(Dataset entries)

◇ ◇ ◇ ◇

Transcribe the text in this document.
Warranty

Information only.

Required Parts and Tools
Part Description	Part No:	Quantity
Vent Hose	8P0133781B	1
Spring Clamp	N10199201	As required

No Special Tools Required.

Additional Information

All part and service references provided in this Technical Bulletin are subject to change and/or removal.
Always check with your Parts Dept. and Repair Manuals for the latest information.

◇ ◇ ◇ ◇

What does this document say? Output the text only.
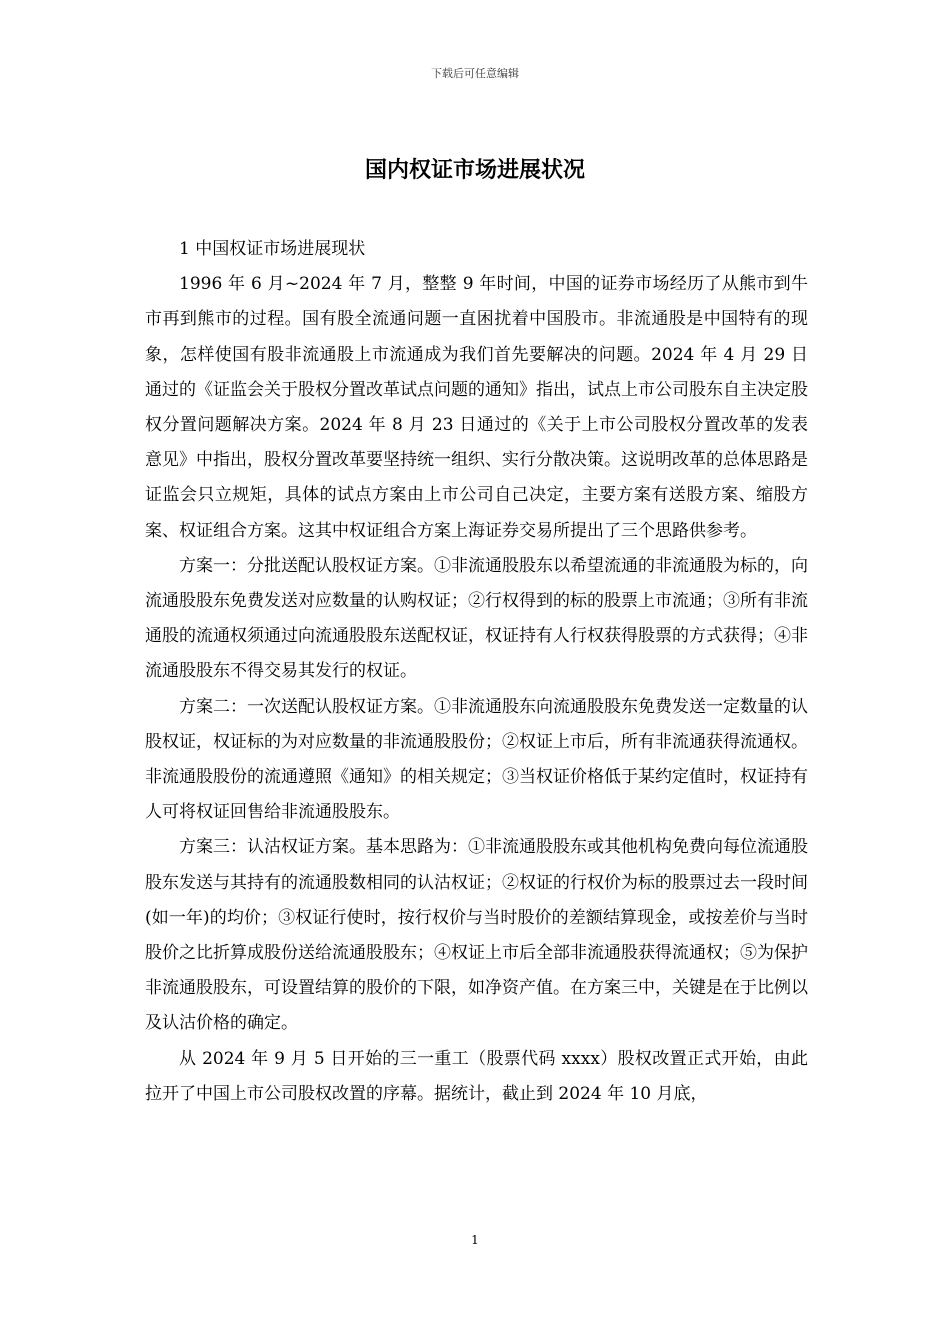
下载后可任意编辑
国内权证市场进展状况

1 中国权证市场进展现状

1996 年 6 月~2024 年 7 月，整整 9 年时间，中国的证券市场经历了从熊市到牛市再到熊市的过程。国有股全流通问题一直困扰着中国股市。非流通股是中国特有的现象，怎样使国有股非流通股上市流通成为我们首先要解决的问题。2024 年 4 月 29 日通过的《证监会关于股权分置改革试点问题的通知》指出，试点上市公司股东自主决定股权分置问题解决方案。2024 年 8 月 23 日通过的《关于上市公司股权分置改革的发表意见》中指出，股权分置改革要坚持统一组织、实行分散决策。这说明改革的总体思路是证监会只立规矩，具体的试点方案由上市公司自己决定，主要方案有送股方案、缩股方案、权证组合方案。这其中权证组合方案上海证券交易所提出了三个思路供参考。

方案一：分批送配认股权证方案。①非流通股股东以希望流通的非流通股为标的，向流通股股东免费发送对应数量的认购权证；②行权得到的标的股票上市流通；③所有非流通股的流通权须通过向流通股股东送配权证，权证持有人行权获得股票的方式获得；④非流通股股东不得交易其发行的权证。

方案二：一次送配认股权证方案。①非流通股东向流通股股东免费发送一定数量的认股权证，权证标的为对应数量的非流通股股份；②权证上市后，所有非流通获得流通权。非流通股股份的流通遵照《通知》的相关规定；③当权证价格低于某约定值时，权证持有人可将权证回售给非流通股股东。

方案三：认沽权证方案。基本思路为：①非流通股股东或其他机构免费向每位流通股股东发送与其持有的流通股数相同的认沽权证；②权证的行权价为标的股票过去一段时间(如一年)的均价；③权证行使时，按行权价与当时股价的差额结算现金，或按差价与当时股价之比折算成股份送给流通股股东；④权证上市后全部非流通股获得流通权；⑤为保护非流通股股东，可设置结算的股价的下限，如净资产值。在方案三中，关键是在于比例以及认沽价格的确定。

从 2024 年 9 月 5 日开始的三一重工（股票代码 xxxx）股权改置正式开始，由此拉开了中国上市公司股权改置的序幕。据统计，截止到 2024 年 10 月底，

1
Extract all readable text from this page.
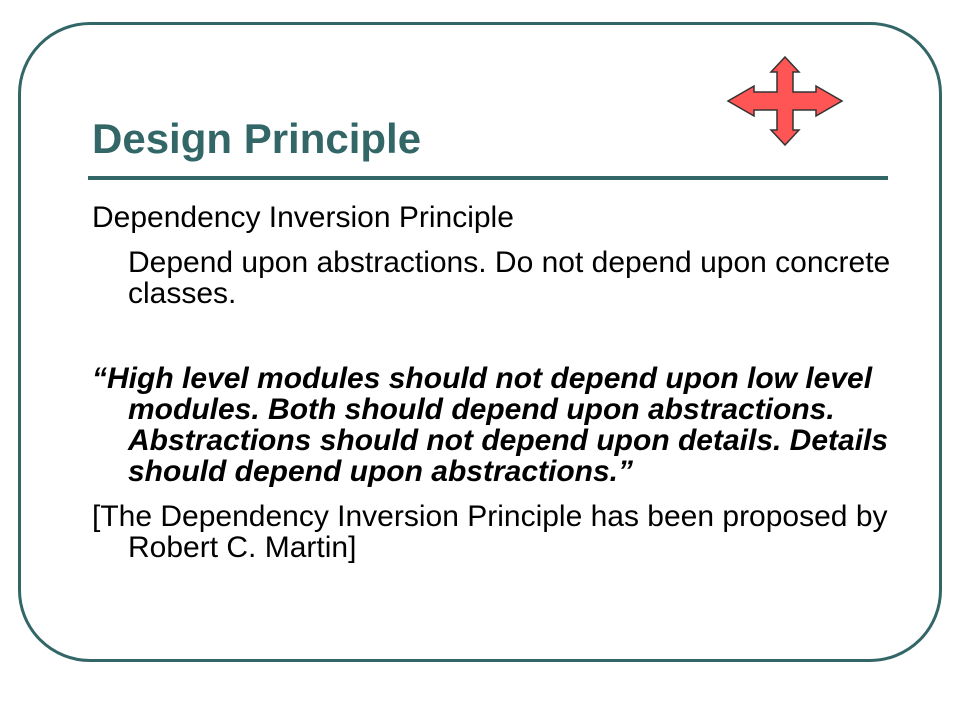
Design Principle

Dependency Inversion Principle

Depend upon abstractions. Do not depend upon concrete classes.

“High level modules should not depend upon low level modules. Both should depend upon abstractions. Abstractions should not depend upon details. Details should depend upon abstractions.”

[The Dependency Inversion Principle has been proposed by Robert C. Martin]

◇ ◇ ◇ ◇

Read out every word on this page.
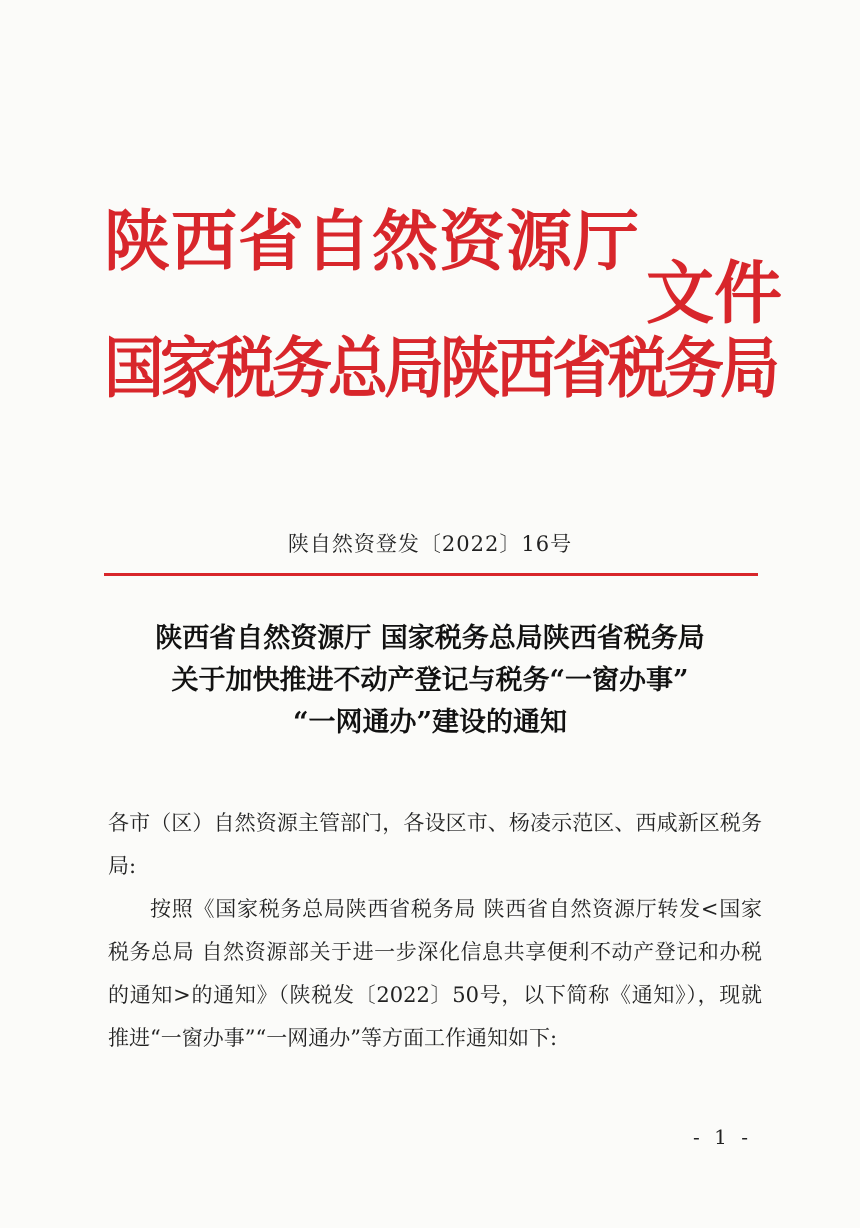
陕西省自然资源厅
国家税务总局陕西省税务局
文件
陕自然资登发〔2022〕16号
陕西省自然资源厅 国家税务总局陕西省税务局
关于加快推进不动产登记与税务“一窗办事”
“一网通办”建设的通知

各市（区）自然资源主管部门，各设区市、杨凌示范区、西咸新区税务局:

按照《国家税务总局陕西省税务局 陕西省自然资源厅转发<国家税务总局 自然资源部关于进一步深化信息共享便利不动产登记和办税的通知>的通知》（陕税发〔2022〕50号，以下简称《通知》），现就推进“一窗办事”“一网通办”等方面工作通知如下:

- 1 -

◇ ◇ ◇ ◇

**The exercise**
Sift through the entries and copy every line with "Principle".

**Answer for the task**
Design Principle
Dependency Inversion Principle
[The Dependency Inversion Principle has been proposed by Robert C. Martin]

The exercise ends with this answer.